What the task asks:
Output the data below in full, byte for byte. Nothing may differ.

Record list:
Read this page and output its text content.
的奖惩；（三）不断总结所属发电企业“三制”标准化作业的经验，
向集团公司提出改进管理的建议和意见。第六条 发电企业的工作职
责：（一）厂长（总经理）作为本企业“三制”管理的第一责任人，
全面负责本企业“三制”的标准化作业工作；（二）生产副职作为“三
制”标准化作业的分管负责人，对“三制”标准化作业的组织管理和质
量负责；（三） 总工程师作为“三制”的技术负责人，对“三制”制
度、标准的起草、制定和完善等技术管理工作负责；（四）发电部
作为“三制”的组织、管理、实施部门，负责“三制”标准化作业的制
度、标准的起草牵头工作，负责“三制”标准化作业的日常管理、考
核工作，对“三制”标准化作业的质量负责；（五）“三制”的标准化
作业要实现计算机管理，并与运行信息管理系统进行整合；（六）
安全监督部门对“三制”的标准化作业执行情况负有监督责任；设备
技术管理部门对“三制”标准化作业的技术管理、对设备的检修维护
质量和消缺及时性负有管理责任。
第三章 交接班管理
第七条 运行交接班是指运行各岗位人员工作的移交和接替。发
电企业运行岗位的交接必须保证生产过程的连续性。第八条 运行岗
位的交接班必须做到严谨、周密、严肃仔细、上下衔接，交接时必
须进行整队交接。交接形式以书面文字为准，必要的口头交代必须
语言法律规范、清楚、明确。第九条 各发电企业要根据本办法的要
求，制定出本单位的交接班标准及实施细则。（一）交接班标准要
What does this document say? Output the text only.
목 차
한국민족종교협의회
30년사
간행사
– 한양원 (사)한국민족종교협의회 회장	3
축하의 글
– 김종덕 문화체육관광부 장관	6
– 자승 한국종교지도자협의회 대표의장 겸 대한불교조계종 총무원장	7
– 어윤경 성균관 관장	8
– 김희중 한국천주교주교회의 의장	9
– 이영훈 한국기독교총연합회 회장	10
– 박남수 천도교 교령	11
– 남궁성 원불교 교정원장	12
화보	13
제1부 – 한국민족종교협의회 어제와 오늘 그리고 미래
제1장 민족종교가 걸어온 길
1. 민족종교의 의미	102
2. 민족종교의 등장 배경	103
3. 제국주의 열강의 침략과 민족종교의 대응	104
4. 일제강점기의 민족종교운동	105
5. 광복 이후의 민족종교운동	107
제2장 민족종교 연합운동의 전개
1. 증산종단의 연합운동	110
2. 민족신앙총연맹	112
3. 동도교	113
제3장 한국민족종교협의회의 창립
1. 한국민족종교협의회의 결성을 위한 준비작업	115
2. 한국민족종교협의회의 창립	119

Output of the exercise:
Read this page and output its text content.
的奖惩；（三）不断总结所属发电企业“三制”标准化作业的经验，
向集团公司提出改进管理的建议和意见。第六条 发电企业的工作职
责：（一）厂长（总经理）作为本企业“三制”管理的第一责任人，
全面负责本企业“三制”的标准化作业工作；（二）生产副职作为“三
制”标准化作业的分管负责人，对“三制”标准化作业的组织管理和质
量负责；（三） 总工程师作为“三制”的技术负责人，对“三制”制
度、标准的起草、制定和完善等技术管理工作负责；（四）发电部
作为“三制”的组织、管理、实施部门，负责“三制”标准化作业的制
度、标准的起草牵头工作，负责“三制”标准化作业的日常管理、考
核工作，对“三制”标准化作业的质量负责；（五）“三制”的标准化
作业要实现计算机管理，并与运行信息管理系统进行整合；（六）
安全监督部门对“三制”的标准化作业执行情况负有监督责任；设备
技术管理部门对“三制”标准化作业的技术管理、对设备的检修维护
质量和消缺及时性负有管理责任。
第三章 交接班管理
第七条 运行交接班是指运行各岗位人员工作的移交和接替。发
电企业运行岗位的交接必须保证生产过程的连续性。第八条 运行岗
位的交接班必须做到严谨、周密、严肃仔细、上下衔接，交接时必
须进行整队交接。交接形式以书面文字为准，必要的口头交代必须
语言法律规范、清楚、明确。第九条 各发电企业要根据本办法的要
求，制定出本单位的交接班标准及实施细则。（一）交接班标准要
What does this document say? Output the text only.
목 차
한국민족종교협의회
30년사
간행사
– 한양원 (사)한국민족종교협의회 회장	3
축하의 글
– 김종덕 문화체육관광부 장관	6
– 자승 한국종교지도자협의회 대표의장 겸 대한불교조계종 총무원장	7
– 어윤경 성균관 관장	8
– 김희중 한국천주교주교회의 의장	9
– 이영훈 한국기독교총연합회 회장	10
– 박남수 천도교 교령	11
– 남궁성 원불교 교정원장	12
화보	13
제1부 – 한국민족종교협의회 어제와 오늘 그리고 미래
제1장 민족종교가 걸어온 길
1. 민족종교의 의미	102
2. 민족종교의 등장 배경	103
3. 제국주의 열강의 침략과 민족종교의 대응	104
4. 일제강점기의 민족종교운동	105
5. 광복 이후의 민족종교운동	107
제2장 민족종교 연합운동의 전개
1. 증산종단의 연합운동	110
2. 민족신앙총연맹	112
3. 동도교	113
제3장 한국민족종교협의회의 창립
1. 한국민족종교협의회의 결성을 위한 준비작업	115
2. 한국민족종교협의회의 창립	119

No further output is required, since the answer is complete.